Start Provided records

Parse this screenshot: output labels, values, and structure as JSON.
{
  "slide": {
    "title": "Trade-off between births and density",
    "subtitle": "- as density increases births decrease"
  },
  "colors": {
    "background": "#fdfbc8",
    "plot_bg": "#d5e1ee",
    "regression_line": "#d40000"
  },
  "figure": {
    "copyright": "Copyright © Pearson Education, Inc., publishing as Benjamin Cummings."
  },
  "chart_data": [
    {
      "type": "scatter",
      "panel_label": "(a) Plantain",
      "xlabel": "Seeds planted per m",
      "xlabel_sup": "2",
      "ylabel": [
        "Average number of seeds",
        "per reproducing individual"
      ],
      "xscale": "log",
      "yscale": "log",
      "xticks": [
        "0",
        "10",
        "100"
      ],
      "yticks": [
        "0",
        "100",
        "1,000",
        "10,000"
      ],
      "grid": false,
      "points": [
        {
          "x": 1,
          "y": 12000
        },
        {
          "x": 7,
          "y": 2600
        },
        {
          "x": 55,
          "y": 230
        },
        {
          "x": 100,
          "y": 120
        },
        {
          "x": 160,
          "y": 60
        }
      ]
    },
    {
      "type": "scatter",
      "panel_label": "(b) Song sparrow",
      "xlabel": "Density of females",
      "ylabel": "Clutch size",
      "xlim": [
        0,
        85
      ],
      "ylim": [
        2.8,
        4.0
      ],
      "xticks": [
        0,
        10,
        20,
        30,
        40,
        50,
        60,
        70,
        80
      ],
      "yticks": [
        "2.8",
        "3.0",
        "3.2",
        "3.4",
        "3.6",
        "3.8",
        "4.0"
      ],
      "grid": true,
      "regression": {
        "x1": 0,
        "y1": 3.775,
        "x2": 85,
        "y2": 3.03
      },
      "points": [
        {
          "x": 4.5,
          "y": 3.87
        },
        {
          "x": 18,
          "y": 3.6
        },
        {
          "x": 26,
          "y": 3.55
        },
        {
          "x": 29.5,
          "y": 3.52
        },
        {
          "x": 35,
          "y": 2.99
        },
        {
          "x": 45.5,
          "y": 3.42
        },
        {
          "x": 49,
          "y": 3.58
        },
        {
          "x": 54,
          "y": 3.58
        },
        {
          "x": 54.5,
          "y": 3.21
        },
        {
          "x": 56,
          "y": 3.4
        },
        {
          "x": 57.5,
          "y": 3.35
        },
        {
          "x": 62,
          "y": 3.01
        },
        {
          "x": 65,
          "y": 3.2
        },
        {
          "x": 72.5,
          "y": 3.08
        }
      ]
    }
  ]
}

End Provided records
Start Provided records

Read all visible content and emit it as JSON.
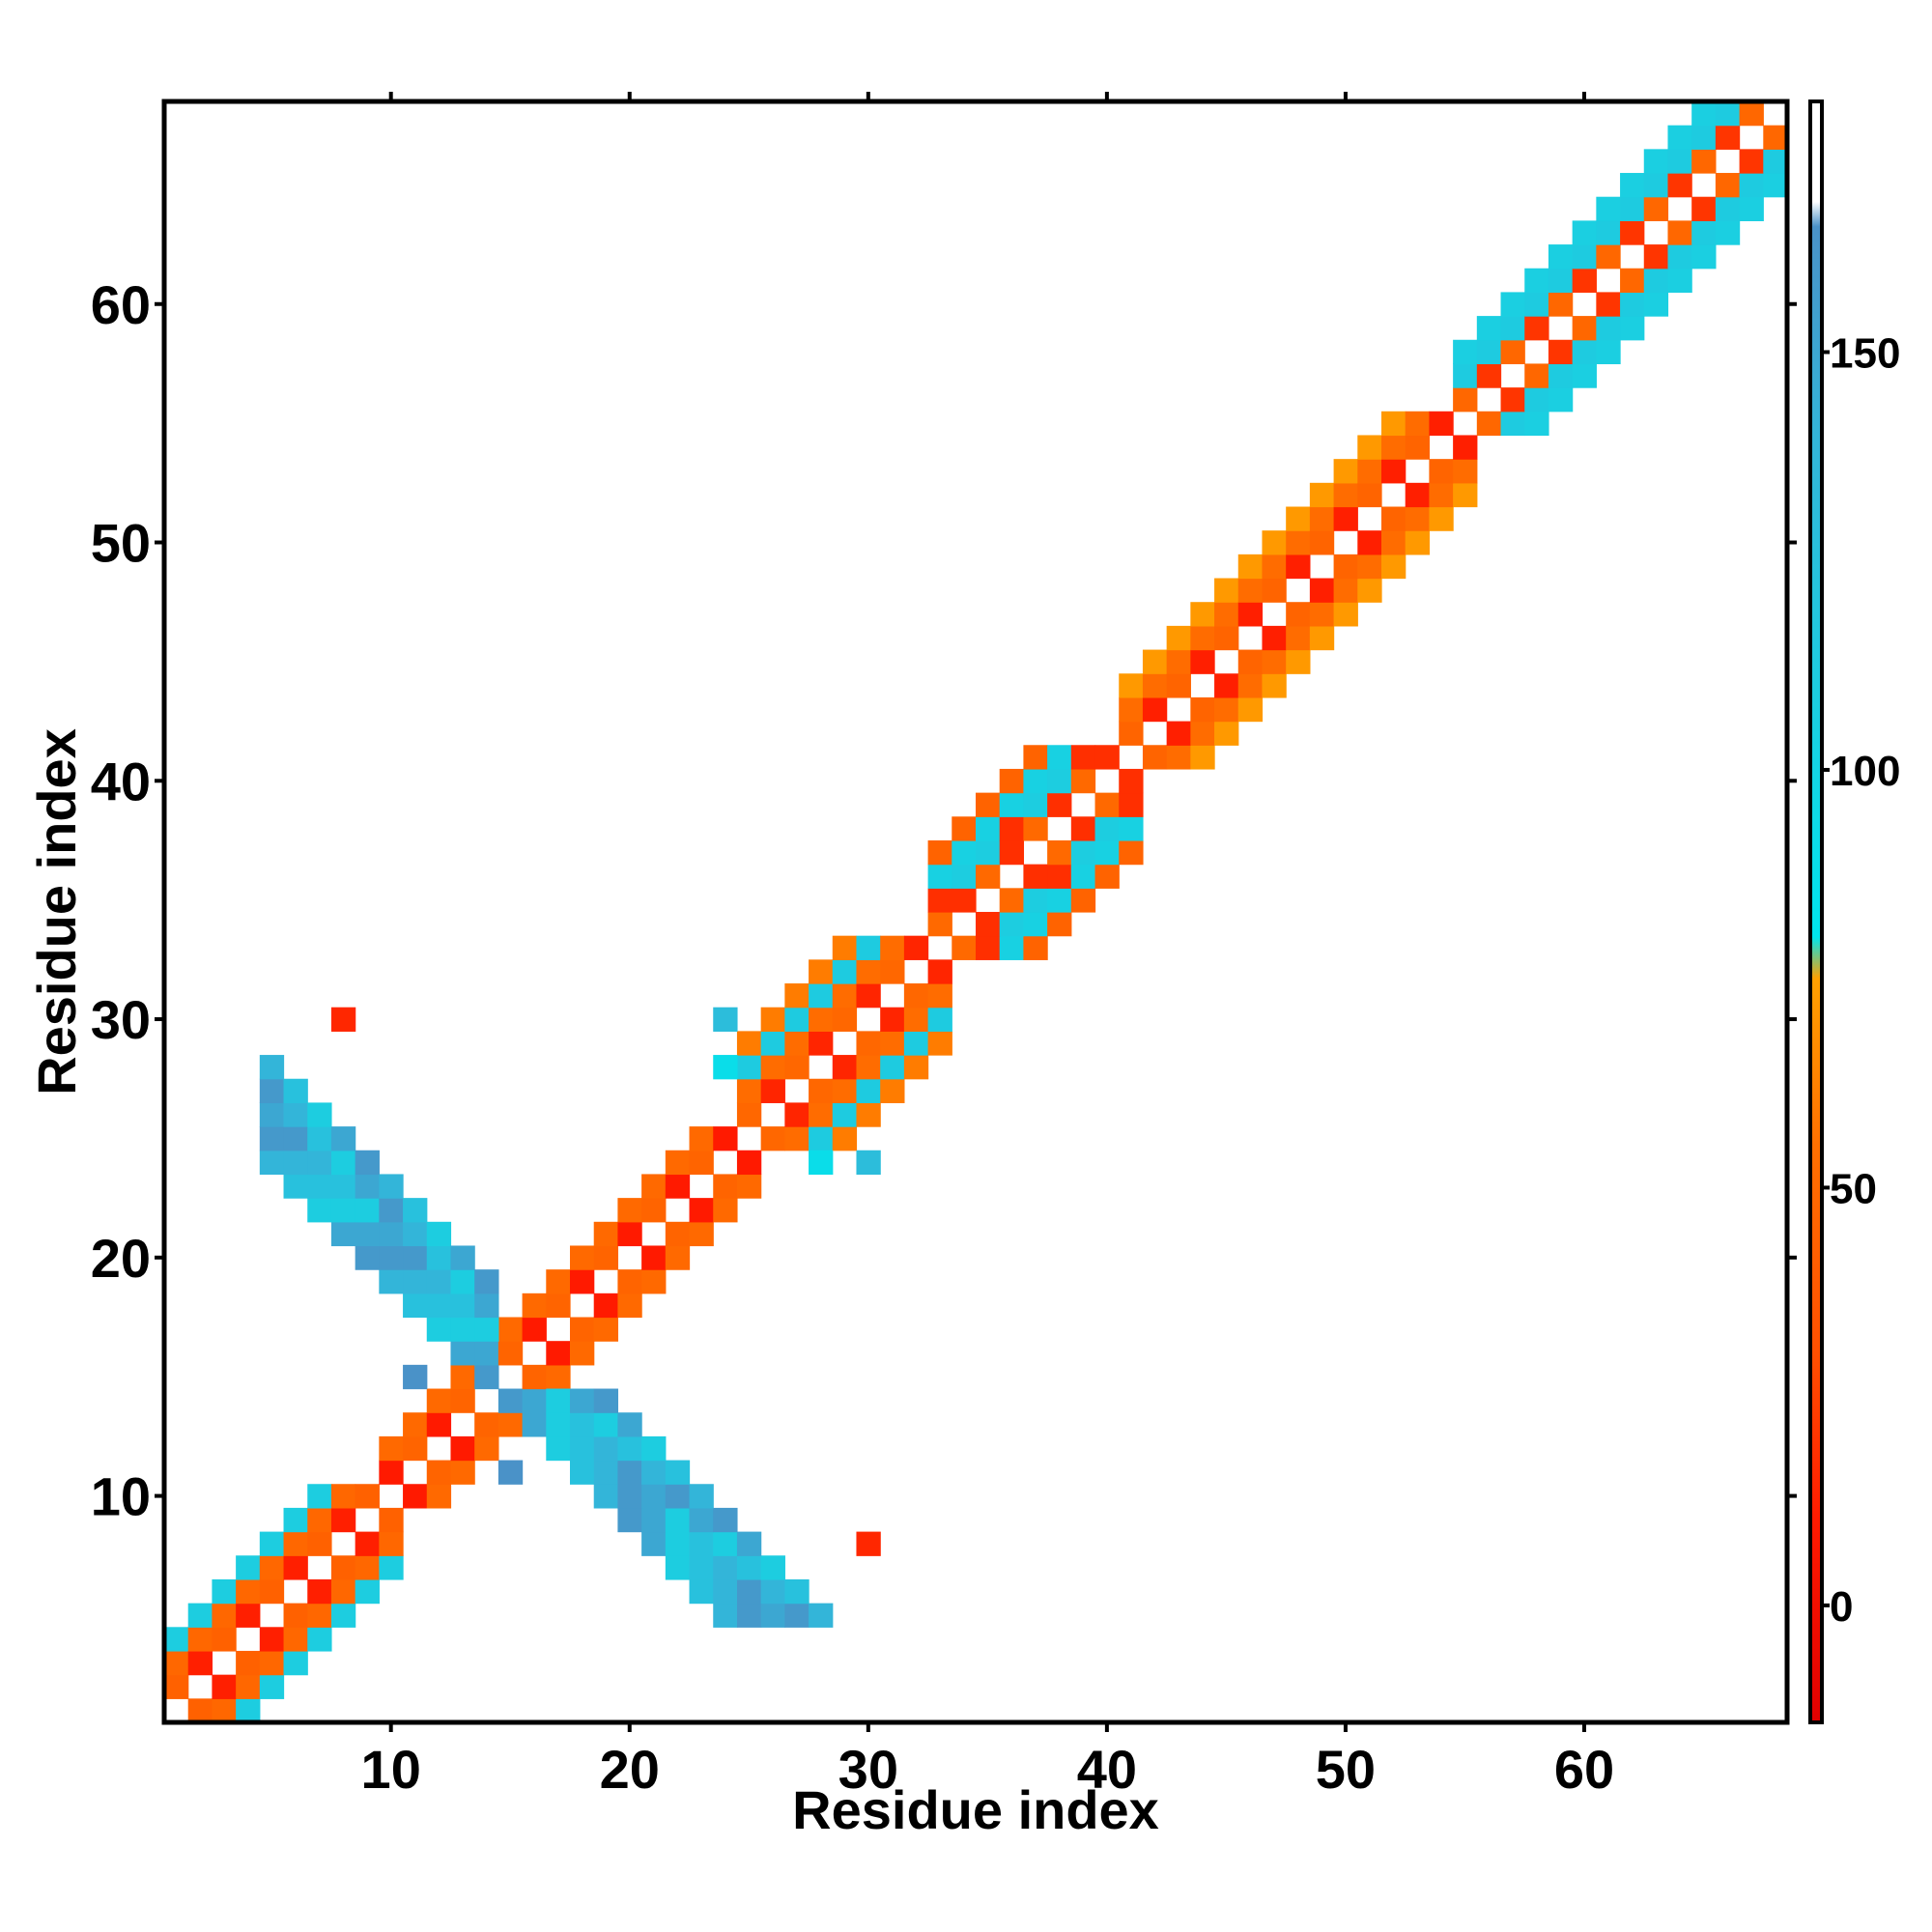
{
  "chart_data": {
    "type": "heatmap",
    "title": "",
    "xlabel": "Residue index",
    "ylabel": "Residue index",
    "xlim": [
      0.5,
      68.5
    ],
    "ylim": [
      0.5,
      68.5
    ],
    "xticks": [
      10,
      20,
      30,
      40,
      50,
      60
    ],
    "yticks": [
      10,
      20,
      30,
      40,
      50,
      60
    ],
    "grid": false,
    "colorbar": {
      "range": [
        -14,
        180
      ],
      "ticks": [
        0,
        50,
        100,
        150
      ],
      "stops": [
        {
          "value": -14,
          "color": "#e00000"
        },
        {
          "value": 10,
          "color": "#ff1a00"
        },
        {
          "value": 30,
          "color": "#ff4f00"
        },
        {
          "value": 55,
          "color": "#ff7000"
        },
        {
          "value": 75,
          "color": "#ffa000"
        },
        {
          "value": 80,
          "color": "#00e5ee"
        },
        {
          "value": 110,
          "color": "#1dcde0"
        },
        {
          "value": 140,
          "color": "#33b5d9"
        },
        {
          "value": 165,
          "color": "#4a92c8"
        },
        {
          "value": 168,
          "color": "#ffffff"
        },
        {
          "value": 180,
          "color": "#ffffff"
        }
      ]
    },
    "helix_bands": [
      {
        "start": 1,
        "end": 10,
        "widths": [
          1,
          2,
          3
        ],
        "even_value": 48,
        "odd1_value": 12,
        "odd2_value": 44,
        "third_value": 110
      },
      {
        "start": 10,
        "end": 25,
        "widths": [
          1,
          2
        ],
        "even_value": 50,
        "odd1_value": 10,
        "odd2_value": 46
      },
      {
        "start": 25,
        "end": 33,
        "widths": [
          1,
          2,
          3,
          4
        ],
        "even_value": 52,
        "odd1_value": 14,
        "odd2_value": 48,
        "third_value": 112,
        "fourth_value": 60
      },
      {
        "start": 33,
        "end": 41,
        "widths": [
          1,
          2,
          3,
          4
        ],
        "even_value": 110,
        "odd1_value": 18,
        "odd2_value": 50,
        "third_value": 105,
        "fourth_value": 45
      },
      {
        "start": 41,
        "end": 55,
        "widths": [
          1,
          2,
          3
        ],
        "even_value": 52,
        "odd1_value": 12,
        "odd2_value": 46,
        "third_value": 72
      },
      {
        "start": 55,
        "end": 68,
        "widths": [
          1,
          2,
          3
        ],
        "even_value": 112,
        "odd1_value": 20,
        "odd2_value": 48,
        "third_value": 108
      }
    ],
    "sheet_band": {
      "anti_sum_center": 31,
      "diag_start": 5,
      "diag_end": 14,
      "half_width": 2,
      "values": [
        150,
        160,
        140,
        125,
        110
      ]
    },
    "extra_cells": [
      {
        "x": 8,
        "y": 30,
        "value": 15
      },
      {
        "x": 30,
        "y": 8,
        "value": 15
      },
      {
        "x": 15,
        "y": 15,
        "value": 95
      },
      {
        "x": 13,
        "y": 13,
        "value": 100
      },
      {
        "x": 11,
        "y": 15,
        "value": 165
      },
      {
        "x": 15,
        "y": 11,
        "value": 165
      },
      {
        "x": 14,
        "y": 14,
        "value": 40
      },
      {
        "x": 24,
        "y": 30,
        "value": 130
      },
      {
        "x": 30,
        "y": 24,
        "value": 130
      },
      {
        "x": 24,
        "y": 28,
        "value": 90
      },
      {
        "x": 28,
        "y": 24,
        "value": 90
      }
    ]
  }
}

End Provided records

Challenge: Show each line of the listing that holds the string "JSON".

Solution:
Parse this screenshot: output labels, values, and structure as JSON.
Read all visible content and emit it as JSON.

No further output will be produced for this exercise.